[[ PASSAGE open ]]
Informatica PowerCenter 9.1 Optimizing Mappings

*  Optimizing Mappings Overview,

*  Optimizing Flat File Sources,

*  Configuring Single-Pass Reading,

*  Optimizing Pass-Through Mappings,

*  Optimizing Expressions,

*  Optimizing External Procedures,

*  Optimizing Filters,

*  Optimizing Datatype Conversions.

Optimizing Mappings Overview:

Mapping-level optimization may take time to implement, but it can significantly boost session performance.

Focus on mapping-level optimization after you optimize the targets and sources. Generally, you reduce the number of transformations in the mapping and delete unnecessary links between transformations to optimize the mapping. Configure the mapping with the least number of transformations and expressions to do the most amount of work possible. Delete unnecessary links between transformations to minimize the amount of data moved.

Optimizing Flat File Sources:

Complete the following tasks to optimize flat file sources:

*  Optimize delimited flat file sources.

*  Optimize XML and flat file sources.

*  Optimize the line sequential buffer length.
[[ PASSAGE closed ]]
→ AIM OF THE TASK
Continue the Informatica PowerCenter guide on optimizing mappings from the point where it stops.
[[ SUPPLIED MATERIAL open ]]
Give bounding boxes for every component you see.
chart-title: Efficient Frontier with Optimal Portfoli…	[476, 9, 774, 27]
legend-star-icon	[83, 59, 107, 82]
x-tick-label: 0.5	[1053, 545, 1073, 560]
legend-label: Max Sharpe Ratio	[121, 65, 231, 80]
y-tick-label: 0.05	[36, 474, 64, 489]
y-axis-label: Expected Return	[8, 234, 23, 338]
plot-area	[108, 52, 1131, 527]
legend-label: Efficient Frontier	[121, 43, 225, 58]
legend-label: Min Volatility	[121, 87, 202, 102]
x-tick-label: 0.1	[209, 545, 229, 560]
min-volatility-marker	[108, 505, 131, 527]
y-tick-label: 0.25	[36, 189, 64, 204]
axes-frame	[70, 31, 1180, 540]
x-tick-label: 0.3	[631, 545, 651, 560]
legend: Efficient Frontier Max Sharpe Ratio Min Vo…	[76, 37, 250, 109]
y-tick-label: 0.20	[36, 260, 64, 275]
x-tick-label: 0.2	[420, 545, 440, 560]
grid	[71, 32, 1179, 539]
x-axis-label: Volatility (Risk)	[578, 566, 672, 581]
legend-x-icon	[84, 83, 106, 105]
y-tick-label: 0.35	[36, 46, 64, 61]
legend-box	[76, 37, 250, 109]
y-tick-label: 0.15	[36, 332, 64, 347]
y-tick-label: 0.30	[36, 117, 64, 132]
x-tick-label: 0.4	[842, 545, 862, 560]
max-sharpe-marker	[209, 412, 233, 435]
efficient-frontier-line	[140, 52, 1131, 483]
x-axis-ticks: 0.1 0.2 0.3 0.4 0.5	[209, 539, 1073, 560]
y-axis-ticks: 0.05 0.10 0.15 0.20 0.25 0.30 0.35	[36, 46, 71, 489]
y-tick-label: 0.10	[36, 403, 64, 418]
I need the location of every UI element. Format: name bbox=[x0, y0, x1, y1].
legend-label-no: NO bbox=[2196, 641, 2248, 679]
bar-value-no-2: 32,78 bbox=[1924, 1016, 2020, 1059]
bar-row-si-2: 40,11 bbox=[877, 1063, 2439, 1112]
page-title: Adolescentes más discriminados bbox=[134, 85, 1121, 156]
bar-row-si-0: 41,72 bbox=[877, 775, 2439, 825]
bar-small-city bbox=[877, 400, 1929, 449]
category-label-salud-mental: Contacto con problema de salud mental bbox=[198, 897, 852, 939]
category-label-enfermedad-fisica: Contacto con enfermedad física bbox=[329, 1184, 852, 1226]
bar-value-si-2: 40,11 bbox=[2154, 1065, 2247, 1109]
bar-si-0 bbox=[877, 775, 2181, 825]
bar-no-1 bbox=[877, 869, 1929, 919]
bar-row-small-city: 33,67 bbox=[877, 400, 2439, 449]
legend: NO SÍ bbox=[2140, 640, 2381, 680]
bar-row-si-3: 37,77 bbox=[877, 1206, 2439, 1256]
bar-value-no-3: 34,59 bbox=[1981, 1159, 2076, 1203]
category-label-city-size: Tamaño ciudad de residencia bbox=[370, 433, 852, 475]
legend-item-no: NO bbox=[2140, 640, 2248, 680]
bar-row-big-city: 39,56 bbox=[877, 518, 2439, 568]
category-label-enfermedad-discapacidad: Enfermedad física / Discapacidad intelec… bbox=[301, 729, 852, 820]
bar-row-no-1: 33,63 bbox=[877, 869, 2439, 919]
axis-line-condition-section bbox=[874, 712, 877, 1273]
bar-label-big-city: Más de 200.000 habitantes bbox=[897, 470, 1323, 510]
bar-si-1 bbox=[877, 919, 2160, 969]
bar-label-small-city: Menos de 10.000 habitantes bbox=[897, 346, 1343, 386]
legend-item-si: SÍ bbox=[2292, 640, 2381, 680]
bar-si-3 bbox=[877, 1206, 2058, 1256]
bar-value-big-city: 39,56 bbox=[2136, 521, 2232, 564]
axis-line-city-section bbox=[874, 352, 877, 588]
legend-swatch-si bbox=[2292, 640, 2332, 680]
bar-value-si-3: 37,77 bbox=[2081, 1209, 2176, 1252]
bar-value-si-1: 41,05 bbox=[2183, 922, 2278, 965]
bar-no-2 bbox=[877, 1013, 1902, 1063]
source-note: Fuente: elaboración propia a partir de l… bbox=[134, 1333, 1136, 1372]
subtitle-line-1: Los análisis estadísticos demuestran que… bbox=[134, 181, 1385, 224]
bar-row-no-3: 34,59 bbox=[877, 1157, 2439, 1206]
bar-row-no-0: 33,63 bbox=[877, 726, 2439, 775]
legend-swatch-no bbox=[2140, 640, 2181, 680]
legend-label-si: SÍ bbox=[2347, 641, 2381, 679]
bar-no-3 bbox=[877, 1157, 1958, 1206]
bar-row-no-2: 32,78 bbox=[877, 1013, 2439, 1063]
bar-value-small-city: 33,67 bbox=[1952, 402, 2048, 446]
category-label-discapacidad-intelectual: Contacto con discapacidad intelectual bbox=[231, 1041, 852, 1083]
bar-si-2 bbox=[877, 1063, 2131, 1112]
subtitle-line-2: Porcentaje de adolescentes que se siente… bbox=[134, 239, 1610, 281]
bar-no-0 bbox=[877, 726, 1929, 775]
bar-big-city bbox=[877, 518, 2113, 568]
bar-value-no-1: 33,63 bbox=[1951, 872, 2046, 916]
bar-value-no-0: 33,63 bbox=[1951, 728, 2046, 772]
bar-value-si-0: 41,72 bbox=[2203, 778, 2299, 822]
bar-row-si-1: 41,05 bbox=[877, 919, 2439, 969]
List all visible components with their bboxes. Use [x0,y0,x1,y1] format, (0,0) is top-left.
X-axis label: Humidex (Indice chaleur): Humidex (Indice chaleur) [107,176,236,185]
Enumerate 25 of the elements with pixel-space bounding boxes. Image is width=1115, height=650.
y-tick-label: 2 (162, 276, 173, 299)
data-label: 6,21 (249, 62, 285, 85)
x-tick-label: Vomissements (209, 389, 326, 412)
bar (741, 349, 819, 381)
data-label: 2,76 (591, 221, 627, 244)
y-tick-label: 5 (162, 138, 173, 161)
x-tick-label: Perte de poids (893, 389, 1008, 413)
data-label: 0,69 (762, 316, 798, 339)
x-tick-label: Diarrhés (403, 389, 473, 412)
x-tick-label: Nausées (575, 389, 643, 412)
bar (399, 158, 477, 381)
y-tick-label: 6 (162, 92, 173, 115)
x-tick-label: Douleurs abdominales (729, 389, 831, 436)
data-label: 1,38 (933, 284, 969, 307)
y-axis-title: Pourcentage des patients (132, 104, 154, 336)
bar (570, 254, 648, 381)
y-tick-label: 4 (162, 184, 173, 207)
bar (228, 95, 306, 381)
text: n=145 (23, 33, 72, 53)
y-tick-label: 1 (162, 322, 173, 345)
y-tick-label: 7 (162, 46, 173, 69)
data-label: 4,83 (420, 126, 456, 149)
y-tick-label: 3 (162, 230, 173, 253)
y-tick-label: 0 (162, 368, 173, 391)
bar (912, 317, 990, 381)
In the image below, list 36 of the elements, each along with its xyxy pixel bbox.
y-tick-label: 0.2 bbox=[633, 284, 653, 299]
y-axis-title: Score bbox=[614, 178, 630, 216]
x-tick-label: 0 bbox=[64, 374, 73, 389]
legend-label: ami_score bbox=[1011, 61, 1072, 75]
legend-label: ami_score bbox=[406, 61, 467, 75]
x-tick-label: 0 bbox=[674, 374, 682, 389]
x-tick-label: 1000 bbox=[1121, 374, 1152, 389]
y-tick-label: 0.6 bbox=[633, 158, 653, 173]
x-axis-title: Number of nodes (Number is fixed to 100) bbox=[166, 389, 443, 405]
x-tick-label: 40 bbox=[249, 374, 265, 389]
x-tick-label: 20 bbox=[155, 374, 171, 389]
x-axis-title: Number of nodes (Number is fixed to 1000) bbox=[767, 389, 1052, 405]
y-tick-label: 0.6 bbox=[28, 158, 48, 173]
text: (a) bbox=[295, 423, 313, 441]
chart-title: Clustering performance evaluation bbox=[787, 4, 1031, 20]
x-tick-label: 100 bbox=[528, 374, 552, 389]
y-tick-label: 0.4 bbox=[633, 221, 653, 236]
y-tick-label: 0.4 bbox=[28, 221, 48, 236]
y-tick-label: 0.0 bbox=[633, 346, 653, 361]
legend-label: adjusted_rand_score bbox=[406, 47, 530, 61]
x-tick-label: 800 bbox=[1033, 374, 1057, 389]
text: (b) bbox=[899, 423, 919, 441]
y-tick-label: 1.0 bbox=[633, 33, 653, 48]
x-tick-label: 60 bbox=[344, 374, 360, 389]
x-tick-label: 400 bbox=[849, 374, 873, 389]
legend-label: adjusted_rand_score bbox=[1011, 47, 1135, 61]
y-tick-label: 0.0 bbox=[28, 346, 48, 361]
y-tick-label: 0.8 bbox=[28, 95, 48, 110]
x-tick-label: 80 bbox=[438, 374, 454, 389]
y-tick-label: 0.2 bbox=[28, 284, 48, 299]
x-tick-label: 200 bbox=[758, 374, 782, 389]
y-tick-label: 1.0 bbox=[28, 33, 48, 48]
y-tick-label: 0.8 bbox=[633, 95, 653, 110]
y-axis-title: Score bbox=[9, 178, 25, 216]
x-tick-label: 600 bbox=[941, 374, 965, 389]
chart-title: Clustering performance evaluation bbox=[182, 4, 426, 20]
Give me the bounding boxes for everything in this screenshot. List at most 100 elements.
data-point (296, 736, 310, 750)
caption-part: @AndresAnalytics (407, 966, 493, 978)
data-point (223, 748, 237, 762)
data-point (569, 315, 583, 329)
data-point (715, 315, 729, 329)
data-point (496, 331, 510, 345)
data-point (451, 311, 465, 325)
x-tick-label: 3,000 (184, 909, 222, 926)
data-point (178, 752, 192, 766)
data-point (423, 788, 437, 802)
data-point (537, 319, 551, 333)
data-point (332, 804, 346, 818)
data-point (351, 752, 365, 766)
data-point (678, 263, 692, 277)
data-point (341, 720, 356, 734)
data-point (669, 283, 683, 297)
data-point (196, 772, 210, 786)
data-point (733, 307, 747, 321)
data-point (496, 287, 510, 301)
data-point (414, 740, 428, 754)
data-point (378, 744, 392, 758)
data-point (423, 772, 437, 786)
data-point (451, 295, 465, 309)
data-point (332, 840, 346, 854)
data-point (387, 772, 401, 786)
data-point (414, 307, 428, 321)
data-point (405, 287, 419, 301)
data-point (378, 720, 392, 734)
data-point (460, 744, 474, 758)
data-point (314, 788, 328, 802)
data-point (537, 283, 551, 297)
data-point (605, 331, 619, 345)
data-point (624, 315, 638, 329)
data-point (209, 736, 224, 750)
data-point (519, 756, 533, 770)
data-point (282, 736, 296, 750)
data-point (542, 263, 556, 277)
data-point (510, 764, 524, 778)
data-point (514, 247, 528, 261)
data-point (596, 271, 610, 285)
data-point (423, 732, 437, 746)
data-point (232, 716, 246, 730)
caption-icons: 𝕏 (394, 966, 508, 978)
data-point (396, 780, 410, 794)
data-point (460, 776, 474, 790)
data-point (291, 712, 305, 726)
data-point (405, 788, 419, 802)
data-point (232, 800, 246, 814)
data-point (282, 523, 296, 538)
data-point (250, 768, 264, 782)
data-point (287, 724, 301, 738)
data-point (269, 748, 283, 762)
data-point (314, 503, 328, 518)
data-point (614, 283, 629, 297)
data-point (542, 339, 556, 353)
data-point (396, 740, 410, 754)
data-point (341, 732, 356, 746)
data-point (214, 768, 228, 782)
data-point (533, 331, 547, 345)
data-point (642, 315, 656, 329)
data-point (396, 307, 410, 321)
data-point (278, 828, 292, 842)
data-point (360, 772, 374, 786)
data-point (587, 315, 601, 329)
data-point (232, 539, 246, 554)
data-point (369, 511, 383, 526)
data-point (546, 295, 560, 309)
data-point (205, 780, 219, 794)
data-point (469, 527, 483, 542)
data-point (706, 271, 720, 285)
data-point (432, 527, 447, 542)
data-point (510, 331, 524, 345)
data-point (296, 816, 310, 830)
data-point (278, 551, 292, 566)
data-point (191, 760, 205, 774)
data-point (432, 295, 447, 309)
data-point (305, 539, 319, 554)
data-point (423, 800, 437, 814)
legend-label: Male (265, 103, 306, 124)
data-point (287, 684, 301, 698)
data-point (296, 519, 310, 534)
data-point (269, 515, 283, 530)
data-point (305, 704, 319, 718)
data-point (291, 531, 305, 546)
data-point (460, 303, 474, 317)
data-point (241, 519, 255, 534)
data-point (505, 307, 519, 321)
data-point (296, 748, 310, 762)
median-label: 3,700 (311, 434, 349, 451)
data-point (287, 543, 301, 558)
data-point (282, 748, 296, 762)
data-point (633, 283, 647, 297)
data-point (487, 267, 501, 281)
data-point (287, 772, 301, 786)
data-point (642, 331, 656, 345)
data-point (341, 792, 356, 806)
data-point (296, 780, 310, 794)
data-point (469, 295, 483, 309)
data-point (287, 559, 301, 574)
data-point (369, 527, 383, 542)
[[ SUPPLIED MATERIAL closed ]]
→ RESULT OF THE TASK
Optimizing the Line Sequential Buffer Length:

If the session reads from a flat file source, you can improve session performance by setting the number of bytes the Integration Service reads per line. By default, the Integration Service reads 1024 bytes per line. If each line in the source file is less than the default setting, you can decrease the line sequential buffer length in the session properties.

Optimizing Delimited Flat File Sources:

If a source is a delimited flat file, you must specify the delimiter character to separate columns of data in the source file. You must also specify the escape character. The Integration Service reads the delimiter character as a regular character if you include the escape character before the delimiter character. You can improve session performance if the source flat file does not contain quotes or escape characters.

Optimizing XML and Flat File Sources:

XML files are usually larger than flat files because of the tag information. The size of an XML file depends on the level of tagging in the XML file. More tags result in a larger file size. As a result, the Integration Service may take longer to read and cache XML sources.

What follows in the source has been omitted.